■ **Exercise aim**
Omit the pictures from the entries below and retype everything else exactly.

(Figure record listings)
################

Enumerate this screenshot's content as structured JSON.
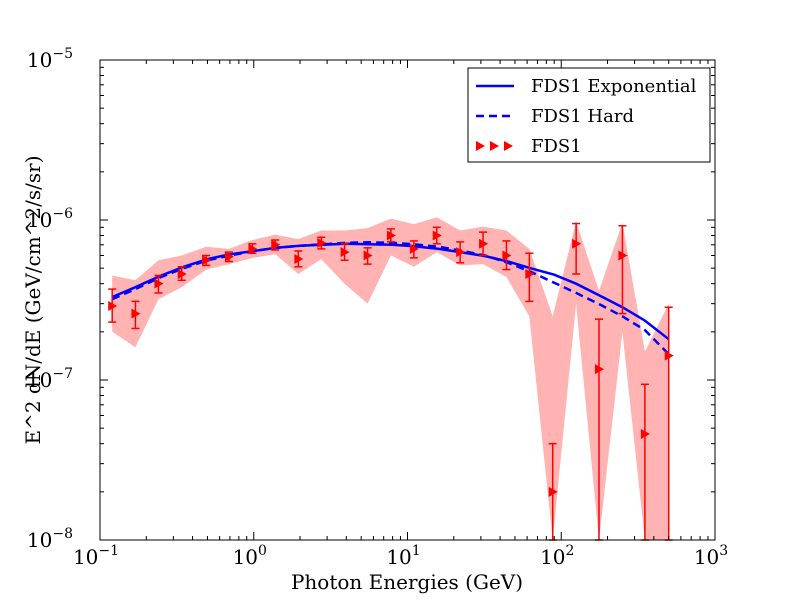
{
  "chart_data": {
    "type": "line",
    "title": "",
    "xlabel": "Photon Energies (GeV)",
    "ylabel": "E^2 dN/dE (GeV/cm^2/s/sr)",
    "xscale": "log",
    "yscale": "log",
    "xlim": [
      0.1,
      1000
    ],
    "ylim": [
      1e-08,
      1e-05
    ],
    "x_ticks": [
      {
        "base": "10",
        "exp": "−1",
        "value": 0.1
      },
      {
        "base": "10",
        "exp": "0",
        "value": 1
      },
      {
        "base": "10",
        "exp": "1",
        "value": 10
      },
      {
        "base": "10",
        "exp": "2",
        "value": 100
      },
      {
        "base": "10",
        "exp": "3",
        "value": 1000
      }
    ],
    "y_ticks": [
      {
        "base": "10",
        "exp": "−8",
        "value": 1e-08
      },
      {
        "base": "10",
        "exp": "−7",
        "value": 1e-07
      },
      {
        "base": "10",
        "exp": "−6",
        "value": 1e-06
      },
      {
        "base": "10",
        "exp": "−5",
        "value": 1e-05
      }
    ],
    "legend_position": "top-right",
    "colors": {
      "model": "#0000ff",
      "points": "#ff0000",
      "band": "#ffb3b3"
    },
    "series": [
      {
        "name": "FDS1 Exponential",
        "style": "solid",
        "x": [
          0.12,
          0.17,
          0.25,
          0.35,
          0.5,
          0.7,
          1.0,
          1.4,
          2.0,
          2.8,
          4.0,
          5.6,
          8.0,
          11,
          16,
          22,
          32,
          45,
          63,
          90,
          125,
          180,
          250,
          350,
          500
        ],
        "y": [
          3.3e-07,
          3.8e-07,
          4.5e-07,
          5.1e-07,
          5.7e-07,
          6.1e-07,
          6.4e-07,
          6.7e-07,
          6.9e-07,
          7e-07,
          7.1e-07,
          7.05e-07,
          7e-07,
          6.85e-07,
          6.6e-07,
          6.3e-07,
          5.95e-07,
          5.5e-07,
          5e-07,
          4.55e-07,
          4e-07,
          3.35e-07,
          2.85e-07,
          2.35e-07,
          1.8e-07
        ]
      },
      {
        "name": "FDS1 Hard",
        "style": "dashed",
        "x": [
          0.12,
          0.17,
          0.25,
          0.35,
          0.5,
          0.7,
          1.0,
          1.4,
          2.0,
          2.8,
          4.0,
          5.6,
          8.0,
          11,
          16,
          22,
          32,
          45,
          63,
          90,
          125,
          180,
          250,
          350,
          500
        ],
        "y": [
          3.2e-07,
          3.7e-07,
          4.4e-07,
          5e-07,
          5.6e-07,
          6e-07,
          6.4e-07,
          6.7e-07,
          6.9e-07,
          7.05e-07,
          7.2e-07,
          7.25e-07,
          7.2e-07,
          7.05e-07,
          6.8e-07,
          6.45e-07,
          6e-07,
          5.4e-07,
          4.75e-07,
          4.05e-07,
          3.5e-07,
          2.95e-07,
          2.5e-07,
          2.05e-07,
          1.45e-07
        ]
      },
      {
        "name": "FDS1",
        "style": "points",
        "points": [
          {
            "x": 0.12,
            "y": 2.9e-07,
            "lo": 2.3e-07,
            "hi": 3.7e-07
          },
          {
            "x": 0.17,
            "y": 2.6e-07,
            "lo": 2.1e-07,
            "hi": 3.1e-07
          },
          {
            "x": 0.24,
            "y": 4e-07,
            "lo": 3.5e-07,
            "hi": 4.5e-07
          },
          {
            "x": 0.34,
            "y": 4.6e-07,
            "lo": 4.2e-07,
            "hi": 5.1e-07
          },
          {
            "x": 0.49,
            "y": 5.6e-07,
            "lo": 5.2e-07,
            "hi": 6e-07
          },
          {
            "x": 0.69,
            "y": 5.9e-07,
            "lo": 5.5e-07,
            "hi": 6.3e-07
          },
          {
            "x": 0.98,
            "y": 6.6e-07,
            "lo": 6.2e-07,
            "hi": 7.1e-07
          },
          {
            "x": 1.38,
            "y": 7e-07,
            "lo": 6.5e-07,
            "hi": 7.5e-07
          },
          {
            "x": 1.95,
            "y": 5.7e-07,
            "lo": 5.1e-07,
            "hi": 6.4e-07
          },
          {
            "x": 2.75,
            "y": 7.2e-07,
            "lo": 6.6e-07,
            "hi": 7.8e-07
          },
          {
            "x": 3.9,
            "y": 6.3e-07,
            "lo": 5.6e-07,
            "hi": 7.1e-07
          },
          {
            "x": 5.5,
            "y": 6e-07,
            "lo": 5.3e-07,
            "hi": 6.7e-07
          },
          {
            "x": 7.8,
            "y": 8e-07,
            "lo": 7.3e-07,
            "hi": 8.8e-07
          },
          {
            "x": 11,
            "y": 6.6e-07,
            "lo": 5.8e-07,
            "hi": 7.4e-07
          },
          {
            "x": 15.5,
            "y": 8e-07,
            "lo": 7.1e-07,
            "hi": 9e-07
          },
          {
            "x": 22,
            "y": 6.3e-07,
            "lo": 5.4e-07,
            "hi": 7.3e-07
          },
          {
            "x": 31,
            "y": 7.1e-07,
            "lo": 6e-07,
            "hi": 8.4e-07
          },
          {
            "x": 44,
            "y": 6e-07,
            "lo": 4.9e-07,
            "hi": 7.4e-07
          },
          {
            "x": 62,
            "y": 4.6e-07,
            "lo": 3.1e-07,
            "hi": 6.2e-07
          },
          {
            "x": 88,
            "y": 2e-08,
            "lo": 1e-08,
            "hi": 4e-08
          },
          {
            "x": 125,
            "y": 7.1e-07,
            "lo": 4.6e-07,
            "hi": 9.5e-07
          },
          {
            "x": 176,
            "y": 1.17e-07,
            "lo": 1e-08,
            "hi": 2.4e-07
          },
          {
            "x": 250,
            "y": 6e-07,
            "lo": 2.6e-07,
            "hi": 9.2e-07
          },
          {
            "x": 350,
            "y": 4.6e-08,
            "lo": 1e-08,
            "hi": 9.4e-08
          },
          {
            "x": 500,
            "y": 1.42e-07,
            "lo": 1e-08,
            "hi": 2.85e-07
          }
        ]
      }
    ],
    "systematic_band": {
      "x": [
        0.12,
        0.17,
        0.24,
        0.34,
        0.49,
        0.69,
        0.98,
        1.38,
        1.95,
        2.75,
        3.9,
        5.5,
        7.8,
        11,
        15.5,
        22,
        31,
        44,
        62,
        88,
        125,
        176,
        250,
        350,
        500
      ],
      "lower": [
        2e-07,
        1.6e-07,
        3.2e-07,
        3.8e-07,
        4.9e-07,
        5.3e-07,
        5.8e-07,
        6.1e-07,
        4.6e-07,
        5.7e-07,
        4e-07,
        3e-07,
        6e-07,
        5.1e-07,
        6.3e-07,
        5.2e-07,
        5.3e-07,
        4.4e-07,
        2.5e-07,
        1e-08,
        3e-07,
        1e-08,
        2e-07,
        1e-08,
        1e-08
      ],
      "upper": [
        4.5e-07,
        4.2e-07,
        5.6e-07,
        6e-07,
        6.8e-07,
        6.6e-07,
        7.5e-07,
        8.1e-07,
        7.6e-07,
        8.6e-07,
        8.6e-07,
        8.9e-07,
        1.02e-06,
        9.4e-07,
        1.04e-06,
        8.6e-07,
        9.1e-07,
        8.6e-07,
        6.6e-07,
        2.5e-07,
        9.8e-07,
        3.6e-07,
        9.6e-07,
        1.5e-07,
        3e-07
      ]
    }
  }
}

################

■ **Full answer**
Enumerate this screenshot's content as structured JSON.
{
  "chart_data": {
    "type": "line",
    "title": "",
    "xlabel": "Photon Energies (GeV)",
    "ylabel": "E^2 dN/dE (GeV/cm^2/s/sr)",
    "xscale": "log",
    "yscale": "log",
    "xlim": [
      0.1,
      1000
    ],
    "ylim": [
      1e-08,
      1e-05
    ],
    "x_ticks": [
      {
        "base": "10",
        "exp": "−1",
        "value": 0.1
      },
      {
        "base": "10",
        "exp": "0",
        "value": 1
      },
      {
        "base": "10",
        "exp": "1",
        "value": 10
      },
      {
        "base": "10",
        "exp": "2",
        "value": 100
      },
      {
        "base": "10",
        "exp": "3",
        "value": 1000
      }
    ],
    "y_ticks": [
      {
        "base": "10",
        "exp": "−8",
        "value": 1e-08
      },
      {
        "base": "10",
        "exp": "−7",
        "value": 1e-07
      },
      {
        "base": "10",
        "exp": "−6",
        "value": 1e-06
      },
      {
        "base": "10",
        "exp": "−5",
        "value": 1e-05
      }
    ],
    "legend_position": "top-right",
    "colors": {
      "model": "#0000ff",
      "points": "#ff0000",
      "band": "#ffb3b3"
    },
    "series": [
      {
        "name": "FDS1 Exponential",
        "style": "solid",
        "x": [
          0.12,
          0.17,
          0.25,
          0.35,
          0.5,
          0.7,
          1.0,
          1.4,
          2.0,
          2.8,
          4.0,
          5.6,
          8.0,
          11,
          16,
          22,
          32,
          45,
          63,
          90,
          125,
          180,
          250,
          350,
          500
        ],
        "y": [
          3.3e-07,
          3.8e-07,
          4.5e-07,
          5.1e-07,
          5.7e-07,
          6.1e-07,
          6.4e-07,
          6.7e-07,
          6.9e-07,
          7e-07,
          7.1e-07,
          7.05e-07,
          7e-07,
          6.85e-07,
          6.6e-07,
          6.3e-07,
          5.95e-07,
          5.5e-07,
          5e-07,
          4.55e-07,
          4e-07,
          3.35e-07,
          2.85e-07,
          2.35e-07,
          1.8e-07
        ]
      },
      {
        "name": "FDS1 Hard",
        "style": "dashed",
        "x": [
          0.12,
          0.17,
          0.25,
          0.35,
          0.5,
          0.7,
          1.0,
          1.4,
          2.0,
          2.8,
          4.0,
          5.6,
          8.0,
          11,
          16,
          22,
          32,
          45,
          63,
          90,
          125,
          180,
          250,
          350,
          500
        ],
        "y": [
          3.2e-07,
          3.7e-07,
          4.4e-07,
          5e-07,
          5.6e-07,
          6e-07,
          6.4e-07,
          6.7e-07,
          6.9e-07,
          7.05e-07,
          7.2e-07,
          7.25e-07,
          7.2e-07,
          7.05e-07,
          6.8e-07,
          6.45e-07,
          6e-07,
          5.4e-07,
          4.75e-07,
          4.05e-07,
          3.5e-07,
          2.95e-07,
          2.5e-07,
          2.05e-07,
          1.45e-07
        ]
      },
      {
        "name": "FDS1",
        "style": "points",
        "points": [
          {
            "x": 0.12,
            "y": 2.9e-07,
            "lo": 2.3e-07,
            "hi": 3.7e-07
          },
          {
            "x": 0.17,
            "y": 2.6e-07,
            "lo": 2.1e-07,
            "hi": 3.1e-07
          },
          {
            "x": 0.24,
            "y": 4e-07,
            "lo": 3.5e-07,
            "hi": 4.5e-07
          },
          {
            "x": 0.34,
            "y": 4.6e-07,
            "lo": 4.2e-07,
            "hi": 5.1e-07
          },
          {
            "x": 0.49,
            "y": 5.6e-07,
            "lo": 5.2e-07,
            "hi": 6e-07
          },
          {
            "x": 0.69,
            "y": 5.9e-07,
            "lo": 5.5e-07,
            "hi": 6.3e-07
          },
          {
            "x": 0.98,
            "y": 6.6e-07,
            "lo": 6.2e-07,
            "hi": 7.1e-07
          },
          {
            "x": 1.38,
            "y": 7e-07,
            "lo": 6.5e-07,
            "hi": 7.5e-07
          },
          {
            "x": 1.95,
            "y": 5.7e-07,
            "lo": 5.1e-07,
            "hi": 6.4e-07
          },
          {
            "x": 2.75,
            "y": 7.2e-07,
            "lo": 6.6e-07,
            "hi": 7.8e-07
          },
          {
            "x": 3.9,
            "y": 6.3e-07,
            "lo": 5.6e-07,
            "hi": 7.1e-07
          },
          {
            "x": 5.5,
            "y": 6e-07,
            "lo": 5.3e-07,
            "hi": 6.7e-07
          },
          {
            "x": 7.8,
            "y": 8e-07,
            "lo": 7.3e-07,
            "hi": 8.8e-07
          },
          {
            "x": 11,
            "y": 6.6e-07,
            "lo": 5.8e-07,
            "hi": 7.4e-07
          },
          {
            "x": 15.5,
            "y": 8e-07,
            "lo": 7.1e-07,
            "hi": 9e-07
          },
          {
            "x": 22,
            "y": 6.3e-07,
            "lo": 5.4e-07,
            "hi": 7.3e-07
          },
          {
            "x": 31,
            "y": 7.1e-07,
            "lo": 6e-07,
            "hi": 8.4e-07
          },
          {
            "x": 44,
            "y": 6e-07,
            "lo": 4.9e-07,
            "hi": 7.4e-07
          },
          {
            "x": 62,
            "y": 4.6e-07,
            "lo": 3.1e-07,
            "hi": 6.2e-07
          },
          {
            "x": 88,
            "y": 2e-08,
            "lo": 1e-08,
            "hi": 4e-08
          },
          {
            "x": 125,
            "y": 7.1e-07,
            "lo": 4.6e-07,
            "hi": 9.5e-07
          },
          {
            "x": 176,
            "y": 1.17e-07,
            "lo": 1e-08,
            "hi": 2.4e-07
          },
          {
            "x": 250,
            "y": 6e-07,
            "lo": 2.6e-07,
            "hi": 9.2e-07
          },
          {
            "x": 350,
            "y": 4.6e-08,
            "lo": 1e-08,
            "hi": 9.4e-08
          },
          {
            "x": 500,
            "y": 1.42e-07,
            "lo": 1e-08,
            "hi": 2.85e-07
          }
        ]
      }
    ],
    "systematic_band": {
      "x": [
        0.12,
        0.17,
        0.24,
        0.34,
        0.49,
        0.69,
        0.98,
        1.38,
        1.95,
        2.75,
        3.9,
        5.5,
        7.8,
        11,
        15.5,
        22,
        31,
        44,
        62,
        88,
        125,
        176,
        250,
        350,
        500
      ],
      "lower": [
        2e-07,
        1.6e-07,
        3.2e-07,
        3.8e-07,
        4.9e-07,
        5.3e-07,
        5.8e-07,
        6.1e-07,
        4.6e-07,
        5.7e-07,
        4e-07,
        3e-07,
        6e-07,
        5.1e-07,
        6.3e-07,
        5.2e-07,
        5.3e-07,
        4.4e-07,
        2.5e-07,
        1e-08,
        3e-07,
        1e-08,
        2e-07,
        1e-08,
        1e-08
      ],
      "upper": [
        4.5e-07,
        4.2e-07,
        5.6e-07,
        6e-07,
        6.8e-07,
        6.6e-07,
        7.5e-07,
        8.1e-07,
        7.6e-07,
        8.6e-07,
        8.6e-07,
        8.9e-07,
        1.02e-06,
        9.4e-07,
        1.04e-06,
        8.6e-07,
        9.1e-07,
        8.6e-07,
        6.6e-07,
        2.5e-07,
        9.8e-07,
        3.6e-07,
        9.6e-07,
        1.5e-07,
        3e-07
      ]
    }
  }
}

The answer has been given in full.